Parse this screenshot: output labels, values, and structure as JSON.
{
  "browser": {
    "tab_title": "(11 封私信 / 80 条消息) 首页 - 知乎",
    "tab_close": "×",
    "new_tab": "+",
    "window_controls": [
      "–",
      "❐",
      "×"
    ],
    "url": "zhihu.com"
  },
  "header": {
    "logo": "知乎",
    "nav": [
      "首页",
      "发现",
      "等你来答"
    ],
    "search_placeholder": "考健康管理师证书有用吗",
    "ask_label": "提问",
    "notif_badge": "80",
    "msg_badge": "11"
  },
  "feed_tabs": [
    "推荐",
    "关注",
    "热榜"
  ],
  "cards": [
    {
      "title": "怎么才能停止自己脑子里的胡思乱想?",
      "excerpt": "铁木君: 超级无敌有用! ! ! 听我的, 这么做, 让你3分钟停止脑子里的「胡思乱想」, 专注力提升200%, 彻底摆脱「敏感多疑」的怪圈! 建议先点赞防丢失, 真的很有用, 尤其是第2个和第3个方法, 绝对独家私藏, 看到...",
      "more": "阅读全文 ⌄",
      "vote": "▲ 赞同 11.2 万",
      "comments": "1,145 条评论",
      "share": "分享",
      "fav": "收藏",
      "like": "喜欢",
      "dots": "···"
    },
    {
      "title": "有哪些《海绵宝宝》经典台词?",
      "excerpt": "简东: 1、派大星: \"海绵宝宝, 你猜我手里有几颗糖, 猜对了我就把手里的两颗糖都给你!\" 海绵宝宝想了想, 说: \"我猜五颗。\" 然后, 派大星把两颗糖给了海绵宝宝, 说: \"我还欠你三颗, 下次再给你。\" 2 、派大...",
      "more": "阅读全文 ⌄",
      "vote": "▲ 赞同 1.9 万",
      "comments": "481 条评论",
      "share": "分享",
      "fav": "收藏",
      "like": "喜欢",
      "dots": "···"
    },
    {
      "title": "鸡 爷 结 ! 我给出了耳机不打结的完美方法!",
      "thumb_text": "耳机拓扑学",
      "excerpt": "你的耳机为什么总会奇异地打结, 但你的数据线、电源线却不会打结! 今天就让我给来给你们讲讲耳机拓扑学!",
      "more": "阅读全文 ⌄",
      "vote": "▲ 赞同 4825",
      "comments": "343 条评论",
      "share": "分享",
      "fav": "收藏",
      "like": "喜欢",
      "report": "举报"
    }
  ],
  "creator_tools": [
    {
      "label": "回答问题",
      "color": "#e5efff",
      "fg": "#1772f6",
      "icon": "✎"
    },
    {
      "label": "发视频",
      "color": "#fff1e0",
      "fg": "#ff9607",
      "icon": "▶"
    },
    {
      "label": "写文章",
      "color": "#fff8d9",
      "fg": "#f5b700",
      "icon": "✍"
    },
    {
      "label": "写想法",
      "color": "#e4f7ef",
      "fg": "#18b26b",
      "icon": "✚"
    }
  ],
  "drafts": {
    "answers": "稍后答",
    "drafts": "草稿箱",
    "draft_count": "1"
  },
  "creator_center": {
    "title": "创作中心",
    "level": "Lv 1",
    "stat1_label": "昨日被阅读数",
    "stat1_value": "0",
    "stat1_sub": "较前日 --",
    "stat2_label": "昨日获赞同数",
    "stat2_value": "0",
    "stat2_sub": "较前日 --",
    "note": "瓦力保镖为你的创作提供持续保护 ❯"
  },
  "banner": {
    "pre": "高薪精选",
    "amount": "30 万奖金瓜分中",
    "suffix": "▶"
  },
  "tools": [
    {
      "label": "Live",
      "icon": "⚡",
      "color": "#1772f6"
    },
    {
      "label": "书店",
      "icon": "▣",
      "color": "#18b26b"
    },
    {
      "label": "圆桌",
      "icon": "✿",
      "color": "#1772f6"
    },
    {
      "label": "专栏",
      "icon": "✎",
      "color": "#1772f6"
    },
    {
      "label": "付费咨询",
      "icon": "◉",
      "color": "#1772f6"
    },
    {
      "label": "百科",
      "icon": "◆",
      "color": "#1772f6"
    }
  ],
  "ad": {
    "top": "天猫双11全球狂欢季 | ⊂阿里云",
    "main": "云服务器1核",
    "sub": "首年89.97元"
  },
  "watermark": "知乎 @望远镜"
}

__SHORT PROBLEM__. Reproduce the records above exactly.

__RESPONSE TO THIS EXERCISE__.
Parse this screenshot: output labels, values, and structure as JSON.
{
  "browser": {
    "tab_title": "(11 封私信 / 80 条消息) 首页 - 知乎",
    "tab_close": "×",
    "new_tab": "+",
    "window_controls": [
      "–",
      "❐",
      "×"
    ],
    "url": "zhihu.com"
  },
  "header": {
    "logo": "知乎",
    "nav": [
      "首页",
      "发现",
      "等你来答"
    ],
    "search_placeholder": "考健康管理师证书有用吗",
    "ask_label": "提问",
    "notif_badge": "80",
    "msg_badge": "11"
  },
  "feed_tabs": [
    "推荐",
    "关注",
    "热榜"
  ],
  "cards": [
    {
      "title": "怎么才能停止自己脑子里的胡思乱想?",
      "excerpt": "铁木君: 超级无敌有用! ! ! 听我的, 这么做, 让你3分钟停止脑子里的「胡思乱想」, 专注力提升200%, 彻底摆脱「敏感多疑」的怪圈! 建议先点赞防丢失, 真的很有用, 尤其是第2个和第3个方法, 绝对独家私藏, 看到...",
      "more": "阅读全文 ⌄",
      "vote": "▲ 赞同 11.2 万",
      "comments": "1,145 条评论",
      "share": "分享",
      "fav": "收藏",
      "like": "喜欢",
      "dots": "···"
    },
    {
      "title": "有哪些《海绵宝宝》经典台词?",
      "excerpt": "简东: 1、派大星: \"海绵宝宝, 你猜我手里有几颗糖, 猜对了我就把手里的两颗糖都给你!\" 海绵宝宝想了想, 说: \"我猜五颗。\" 然后, 派大星把两颗糖给了海绵宝宝, 说: \"我还欠你三颗, 下次再给你。\" 2 、派大...",
      "more": "阅读全文 ⌄",
      "vote": "▲ 赞同 1.9 万",
      "comments": "481 条评论",
      "share": "分享",
      "fav": "收藏",
      "like": "喜欢",
      "dots": "···"
    },
    {
      "title": "鸡 爷 结 ! 我给出了耳机不打结的完美方法!",
      "thumb_text": "耳机拓扑学",
      "excerpt": "你的耳机为什么总会奇异地打结, 但你的数据线、电源线却不会打结! 今天就让我给来给你们讲讲耳机拓扑学!",
      "more": "阅读全文 ⌄",
      "vote": "▲ 赞同 4825",
      "comments": "343 条评论",
      "share": "分享",
      "fav": "收藏",
      "like": "喜欢",
      "report": "举报"
    }
  ],
  "creator_tools": [
    {
      "label": "回答问题",
      "color": "#e5efff",
      "fg": "#1772f6",
      "icon": "✎"
    },
    {
      "label": "发视频",
      "color": "#fff1e0",
      "fg": "#ff9607",
      "icon": "▶"
    },
    {
      "label": "写文章",
      "color": "#fff8d9",
      "fg": "#f5b700",
      "icon": "✍"
    },
    {
      "label": "写想法",
      "color": "#e4f7ef",
      "fg": "#18b26b",
      "icon": "✚"
    }
  ],
  "drafts": {
    "answers": "稍后答",
    "drafts": "草稿箱",
    "draft_count": "1"
  },
  "creator_center": {
    "title": "创作中心",
    "level": "Lv 1",
    "stat1_label": "昨日被阅读数",
    "stat1_value": "0",
    "stat1_sub": "较前日 --",
    "stat2_label": "昨日获赞同数",
    "stat2_value": "0",
    "stat2_sub": "较前日 --",
    "note": "瓦力保镖为你的创作提供持续保护 ❯"
  },
  "banner": {
    "pre": "高薪精选",
    "amount": "30 万奖金瓜分中",
    "suffix": "▶"
  },
  "tools": [
    {
      "label": "Live",
      "icon": "⚡",
      "color": "#1772f6"
    },
    {
      "label": "书店",
      "icon": "▣",
      "color": "#18b26b"
    },
    {
      "label": "圆桌",
      "icon": "✿",
      "color": "#1772f6"
    },
    {
      "label": "专栏",
      "icon": "✎",
      "color": "#1772f6"
    },
    {
      "label": "付费咨询",
      "icon": "◉",
      "color": "#1772f6"
    },
    {
      "label": "百科",
      "icon": "◆",
      "color": "#1772f6"
    }
  ],
  "ad": {
    "top": "天猫双11全球狂欢季 | ⊂阿里云",
    "main": "云服务器1核",
    "sub": "首年89.97元"
  },
  "watermark": "知乎 @望远镜"
}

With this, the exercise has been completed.